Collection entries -
========================================

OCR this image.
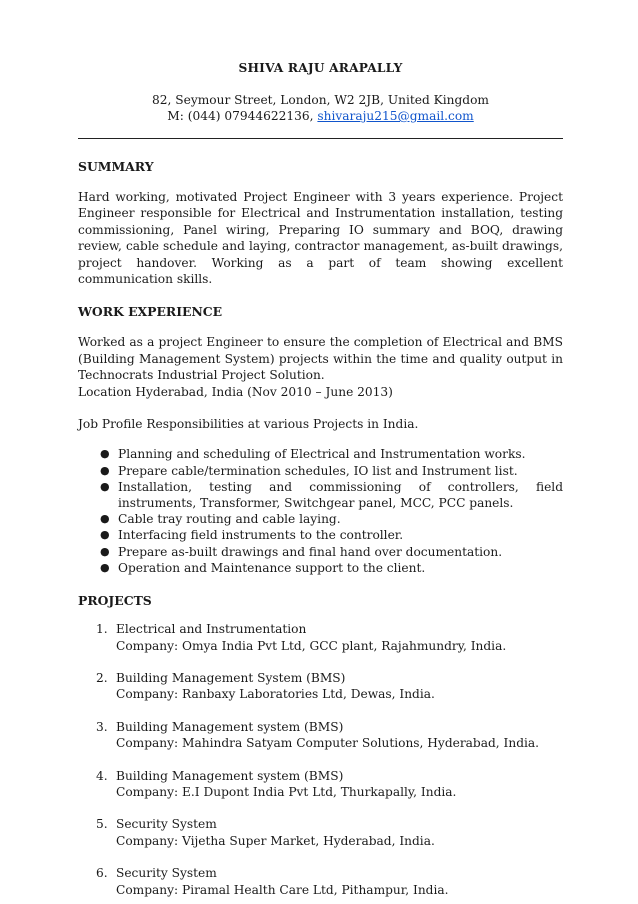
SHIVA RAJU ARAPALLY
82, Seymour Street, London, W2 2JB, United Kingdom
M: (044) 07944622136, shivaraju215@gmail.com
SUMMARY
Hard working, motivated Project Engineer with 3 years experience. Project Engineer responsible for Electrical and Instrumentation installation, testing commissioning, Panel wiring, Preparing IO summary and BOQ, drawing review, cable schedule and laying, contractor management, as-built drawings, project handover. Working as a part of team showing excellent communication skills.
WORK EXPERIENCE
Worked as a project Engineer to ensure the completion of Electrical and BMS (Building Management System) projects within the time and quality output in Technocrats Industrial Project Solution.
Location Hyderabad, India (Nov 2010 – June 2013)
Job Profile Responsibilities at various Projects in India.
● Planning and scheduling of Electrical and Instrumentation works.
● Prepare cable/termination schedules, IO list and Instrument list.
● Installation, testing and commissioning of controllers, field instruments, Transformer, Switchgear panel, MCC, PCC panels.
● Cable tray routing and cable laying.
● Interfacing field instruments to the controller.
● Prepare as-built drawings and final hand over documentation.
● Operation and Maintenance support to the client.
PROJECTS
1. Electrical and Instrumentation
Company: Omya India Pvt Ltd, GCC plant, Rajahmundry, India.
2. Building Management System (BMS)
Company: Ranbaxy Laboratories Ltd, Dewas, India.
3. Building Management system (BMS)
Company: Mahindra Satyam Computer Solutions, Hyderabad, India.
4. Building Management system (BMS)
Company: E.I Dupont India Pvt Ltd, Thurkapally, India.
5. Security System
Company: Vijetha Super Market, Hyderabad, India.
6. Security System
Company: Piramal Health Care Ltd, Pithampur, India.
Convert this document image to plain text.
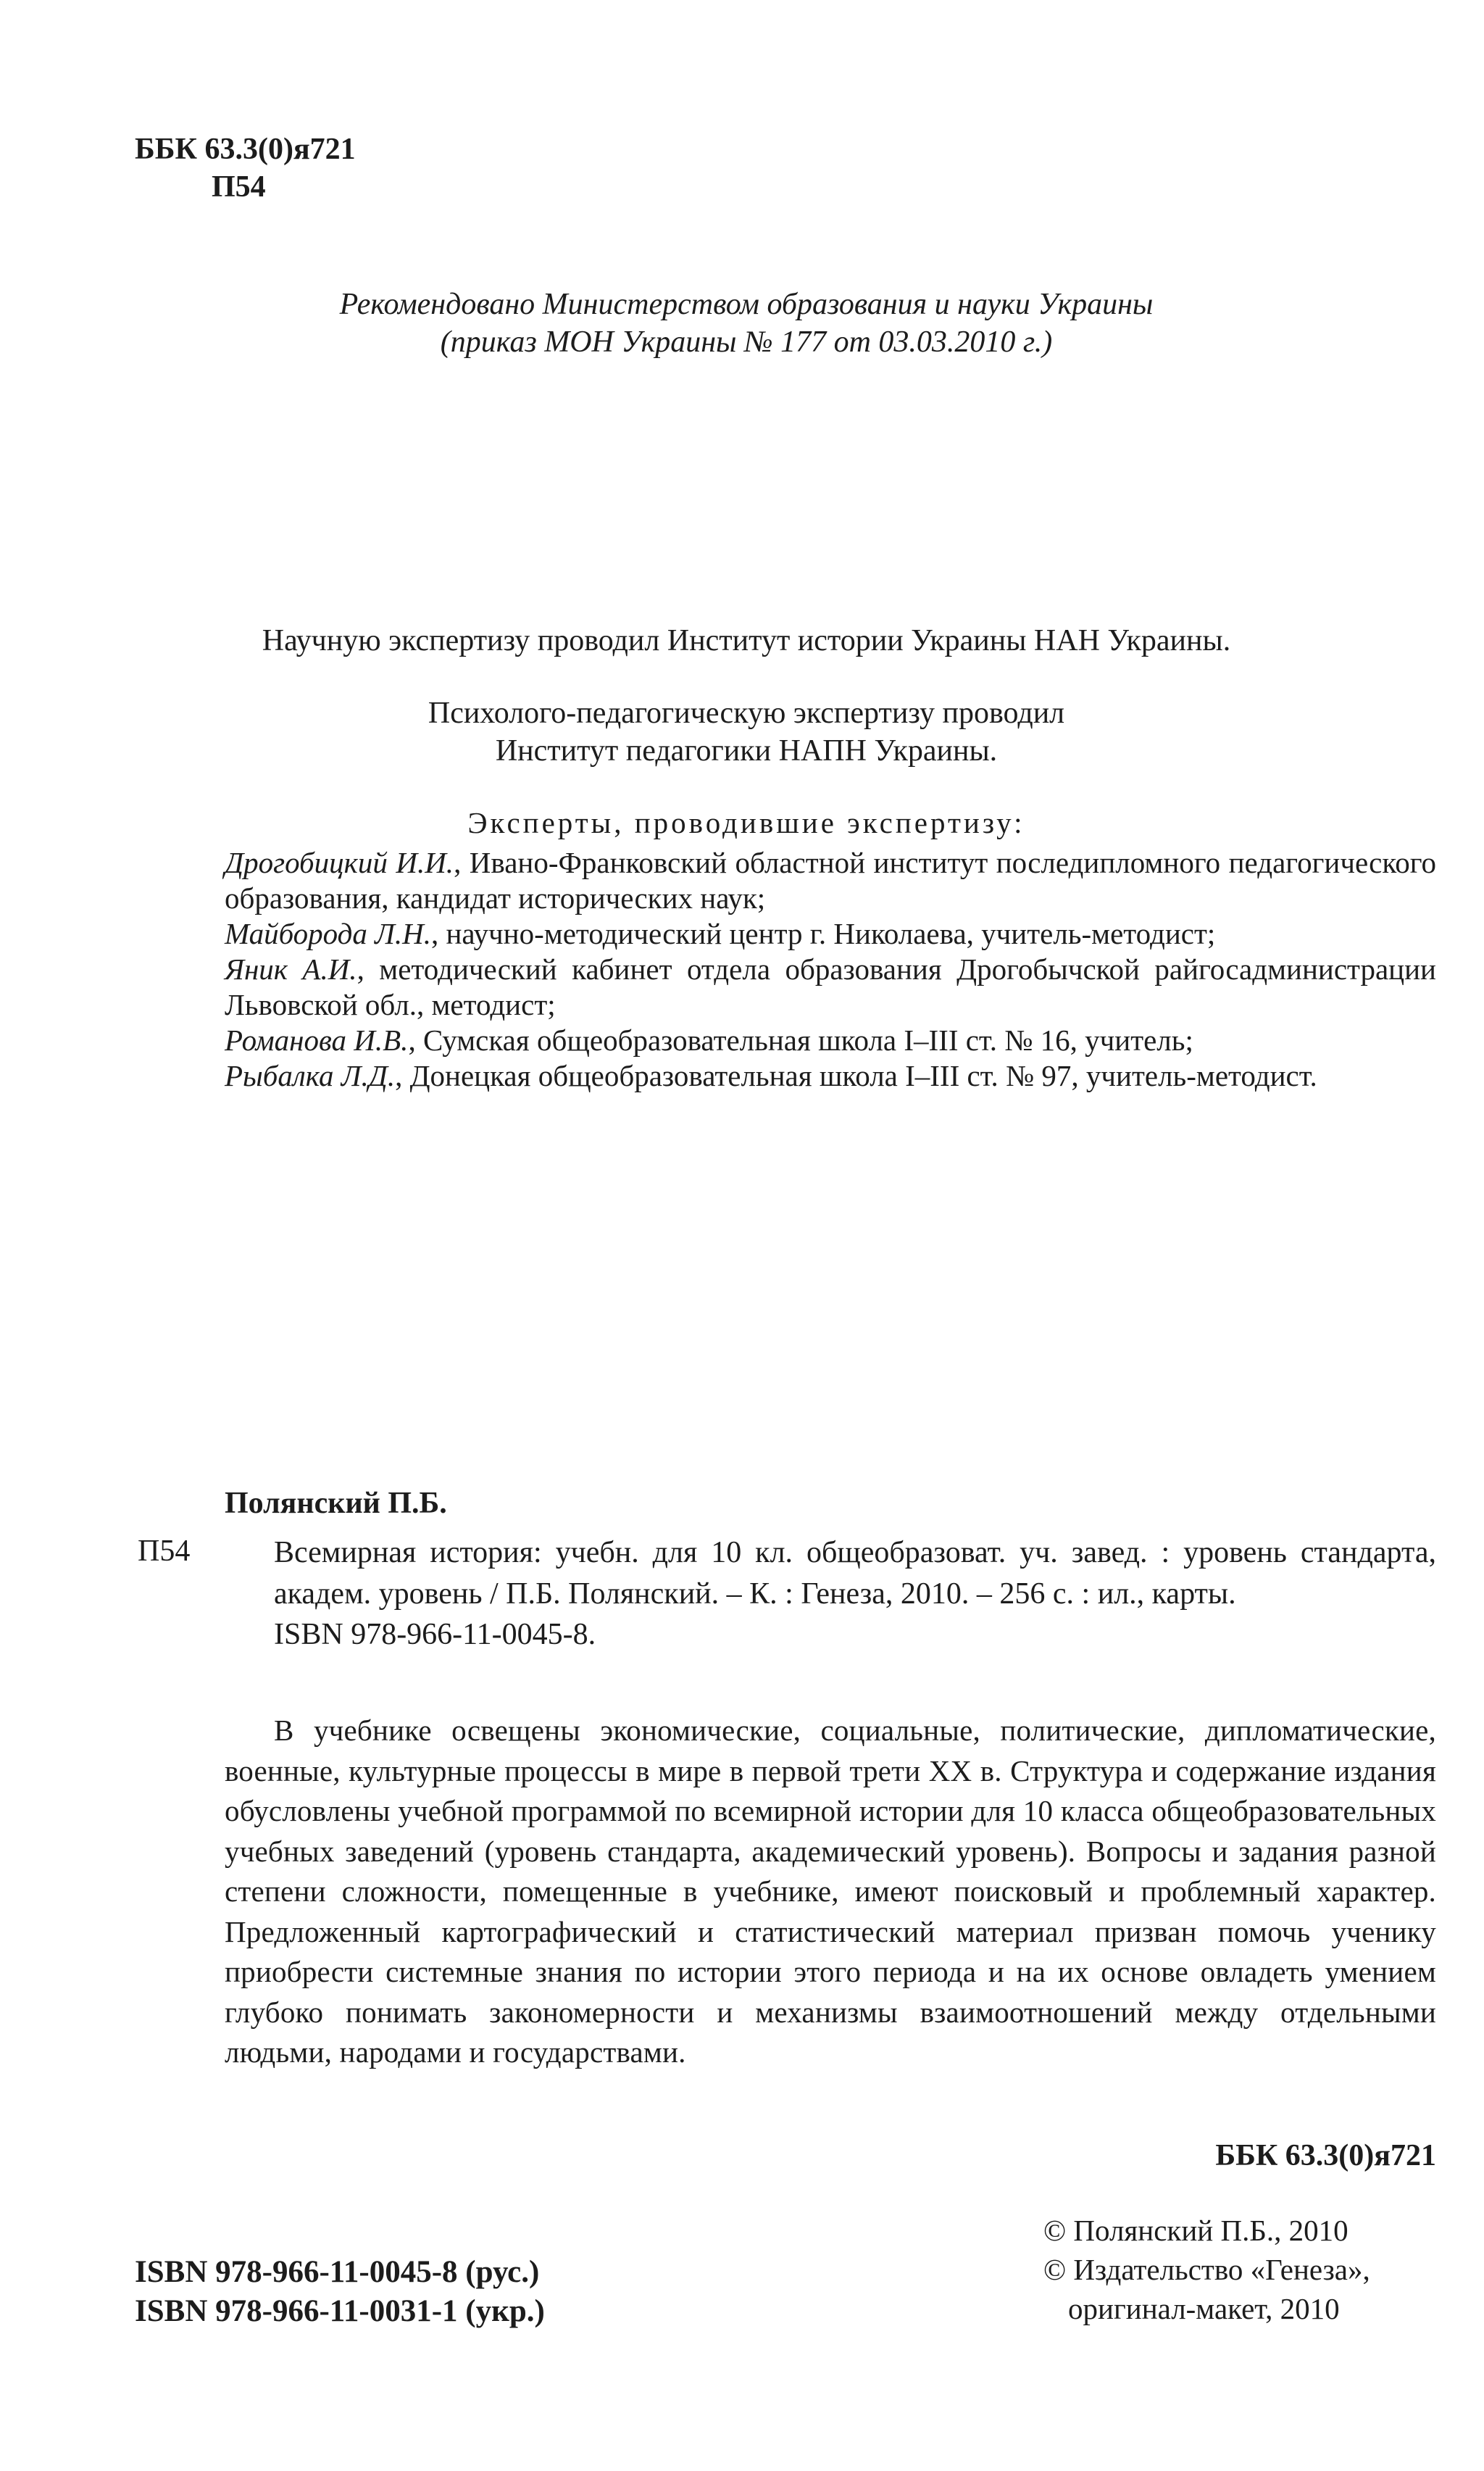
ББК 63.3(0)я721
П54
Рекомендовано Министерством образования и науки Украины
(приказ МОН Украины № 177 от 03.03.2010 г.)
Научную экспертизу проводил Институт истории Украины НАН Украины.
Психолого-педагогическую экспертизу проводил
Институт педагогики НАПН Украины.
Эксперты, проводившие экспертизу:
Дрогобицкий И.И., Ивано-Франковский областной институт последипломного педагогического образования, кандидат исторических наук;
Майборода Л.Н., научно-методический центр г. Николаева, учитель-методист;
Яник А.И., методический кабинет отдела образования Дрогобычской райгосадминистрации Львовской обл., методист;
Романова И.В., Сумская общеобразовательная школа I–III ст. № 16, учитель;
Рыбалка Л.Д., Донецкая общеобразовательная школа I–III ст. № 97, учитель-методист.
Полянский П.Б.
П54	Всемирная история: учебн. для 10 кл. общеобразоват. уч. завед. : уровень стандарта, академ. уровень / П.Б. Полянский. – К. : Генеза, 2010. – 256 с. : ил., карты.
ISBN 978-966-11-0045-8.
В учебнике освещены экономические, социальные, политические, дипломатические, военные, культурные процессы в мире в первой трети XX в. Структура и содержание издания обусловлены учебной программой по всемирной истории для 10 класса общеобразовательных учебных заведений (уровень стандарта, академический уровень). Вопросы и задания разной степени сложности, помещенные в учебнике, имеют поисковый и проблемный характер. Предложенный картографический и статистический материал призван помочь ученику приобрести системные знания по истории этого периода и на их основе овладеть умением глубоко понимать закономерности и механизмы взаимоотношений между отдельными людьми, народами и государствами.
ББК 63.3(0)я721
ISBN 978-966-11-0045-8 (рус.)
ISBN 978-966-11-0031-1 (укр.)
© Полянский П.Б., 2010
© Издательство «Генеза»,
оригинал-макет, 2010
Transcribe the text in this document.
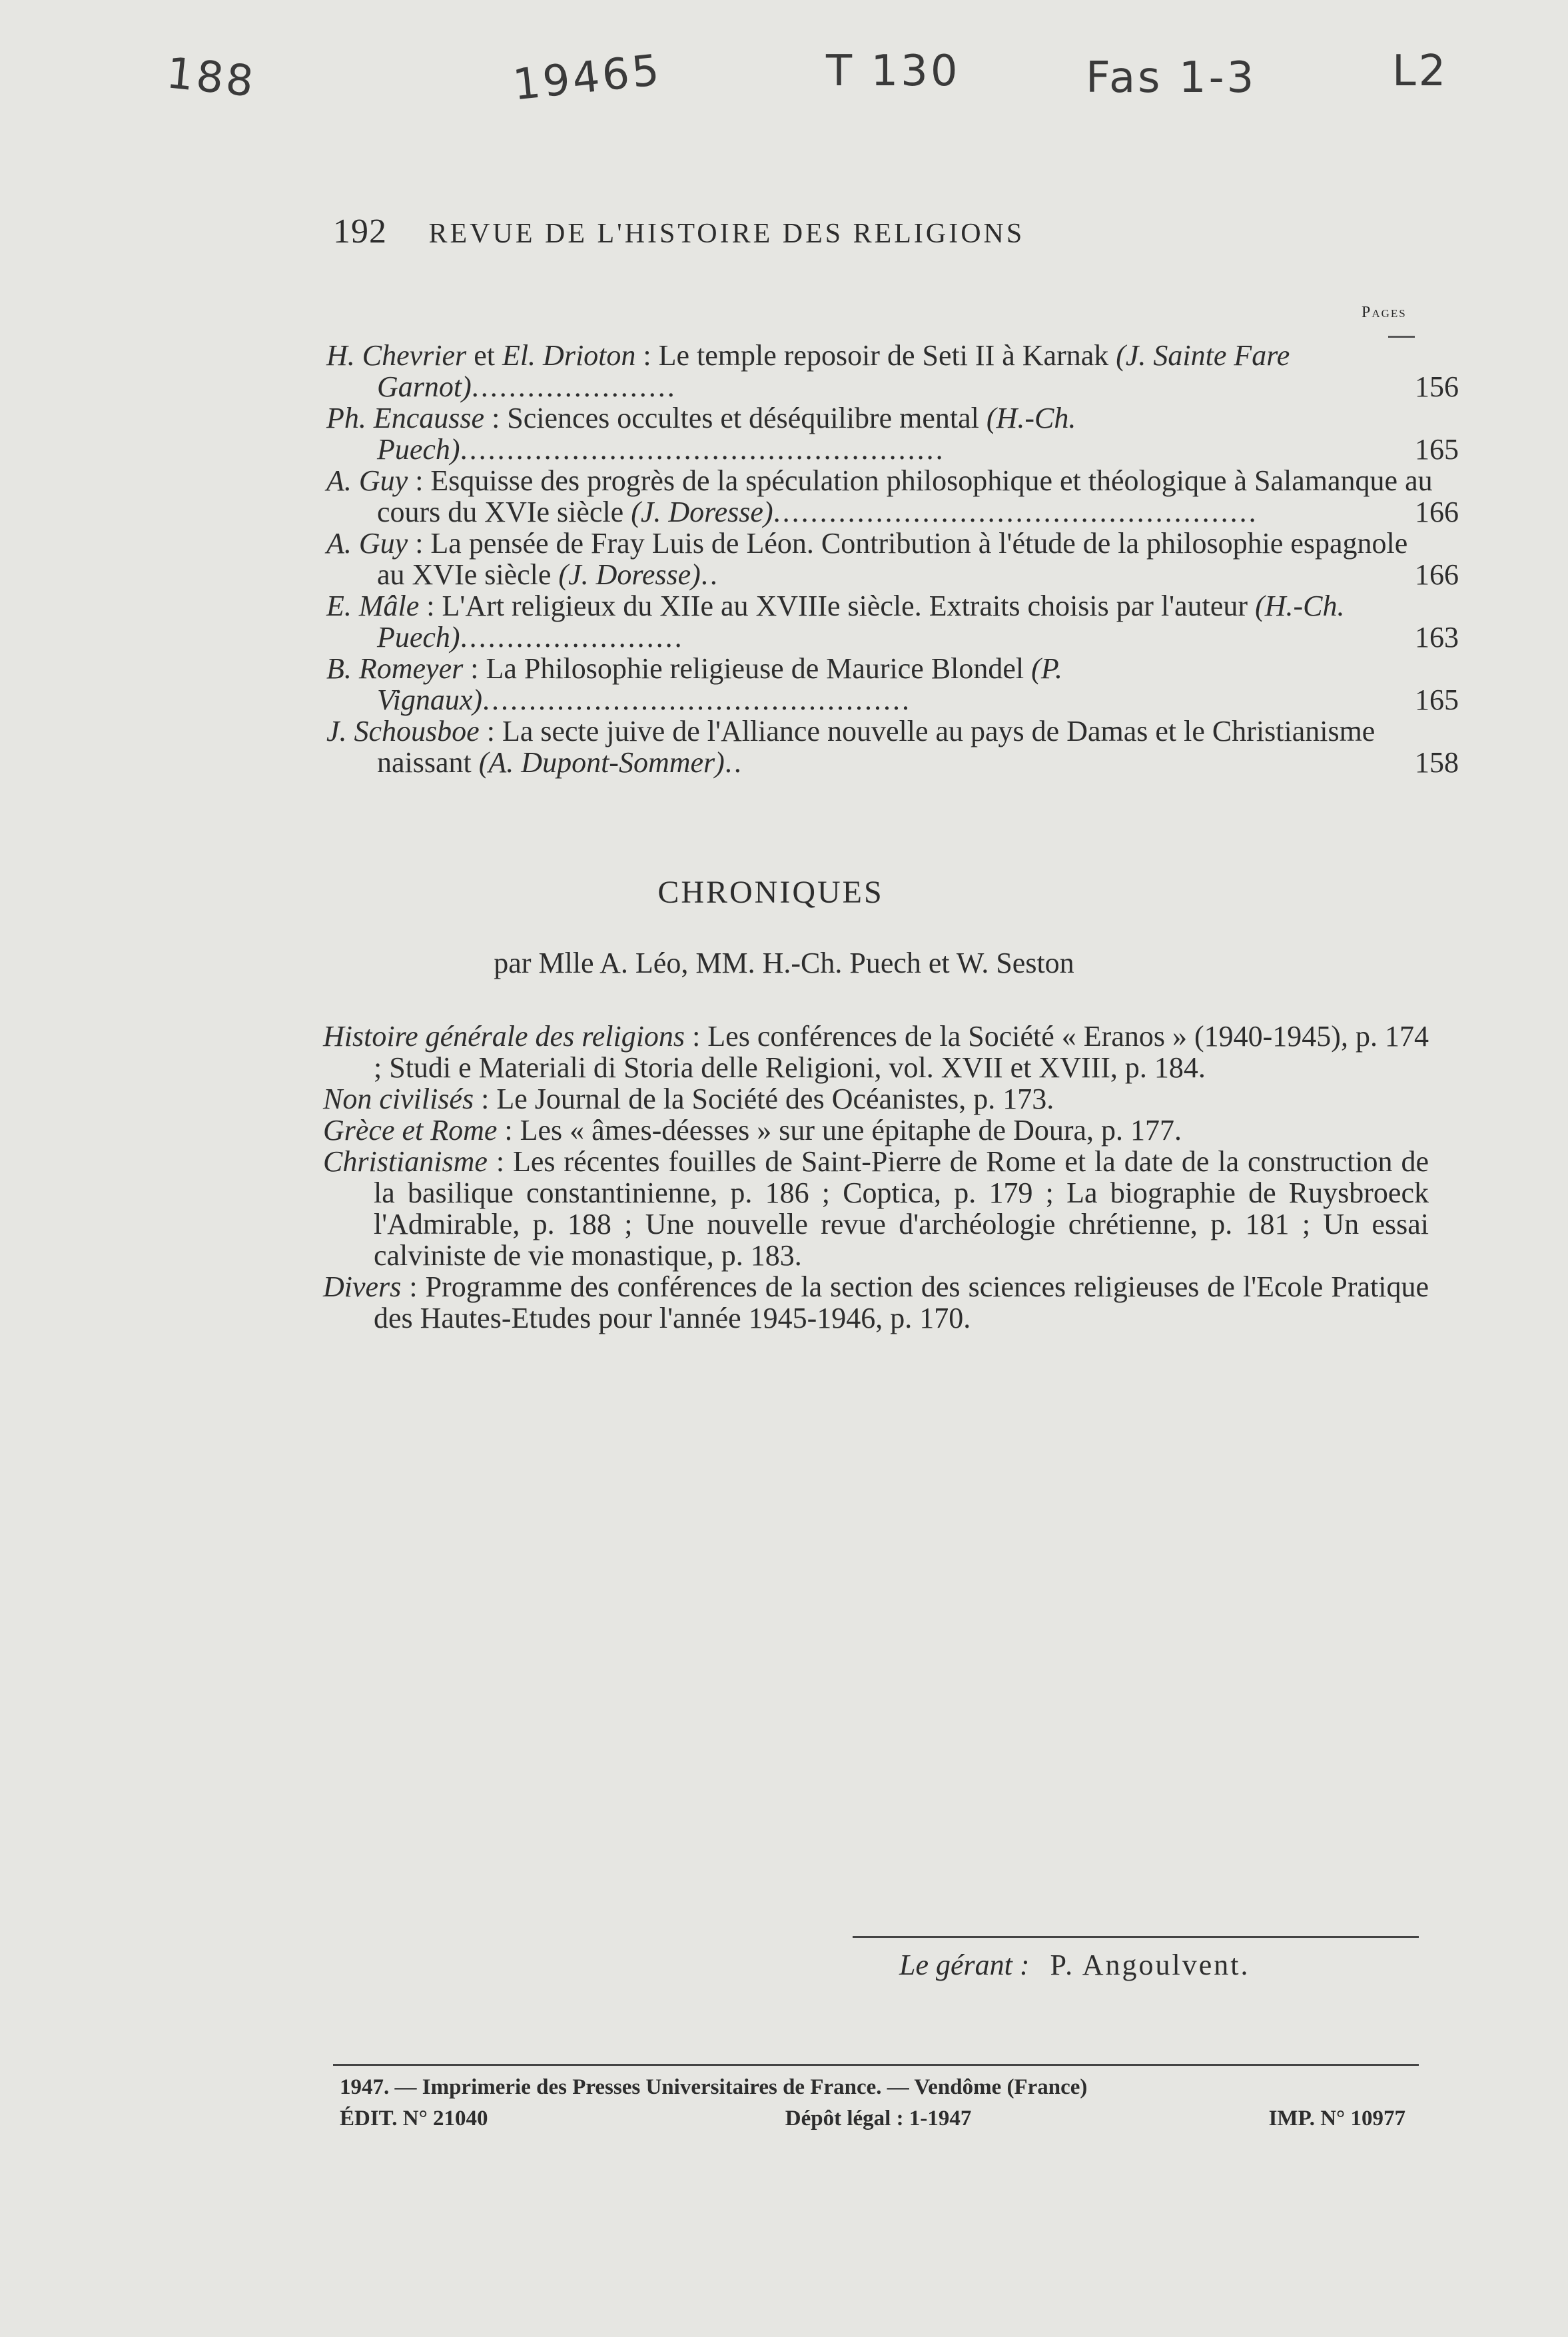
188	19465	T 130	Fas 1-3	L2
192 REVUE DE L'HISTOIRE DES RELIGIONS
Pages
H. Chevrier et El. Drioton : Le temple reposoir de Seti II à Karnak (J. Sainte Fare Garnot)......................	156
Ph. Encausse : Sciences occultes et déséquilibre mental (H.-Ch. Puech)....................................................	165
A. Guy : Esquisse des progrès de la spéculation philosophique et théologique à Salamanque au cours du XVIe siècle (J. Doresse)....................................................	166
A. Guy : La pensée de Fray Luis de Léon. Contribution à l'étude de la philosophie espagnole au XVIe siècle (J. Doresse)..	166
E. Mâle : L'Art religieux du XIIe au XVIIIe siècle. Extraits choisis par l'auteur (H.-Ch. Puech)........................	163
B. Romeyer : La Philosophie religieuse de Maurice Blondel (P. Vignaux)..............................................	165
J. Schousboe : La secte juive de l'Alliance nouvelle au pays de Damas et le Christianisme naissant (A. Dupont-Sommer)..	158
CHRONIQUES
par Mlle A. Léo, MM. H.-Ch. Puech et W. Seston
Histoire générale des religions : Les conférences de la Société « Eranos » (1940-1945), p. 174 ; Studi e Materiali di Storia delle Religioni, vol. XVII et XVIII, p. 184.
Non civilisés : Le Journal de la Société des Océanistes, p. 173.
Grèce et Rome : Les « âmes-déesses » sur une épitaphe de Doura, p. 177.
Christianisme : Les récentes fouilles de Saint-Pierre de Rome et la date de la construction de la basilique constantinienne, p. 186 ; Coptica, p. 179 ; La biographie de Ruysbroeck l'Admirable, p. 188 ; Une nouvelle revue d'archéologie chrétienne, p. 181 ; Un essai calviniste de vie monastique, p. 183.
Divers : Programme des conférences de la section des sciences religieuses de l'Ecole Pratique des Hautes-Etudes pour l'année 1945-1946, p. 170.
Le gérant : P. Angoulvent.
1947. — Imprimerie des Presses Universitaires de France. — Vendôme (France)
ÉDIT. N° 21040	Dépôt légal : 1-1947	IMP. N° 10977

========================================

YOUR INSTRUCTIONS - Compute the number of lines above that contain the string "Prepare". Reply with that value only.

CORRECT OUTPUT - 2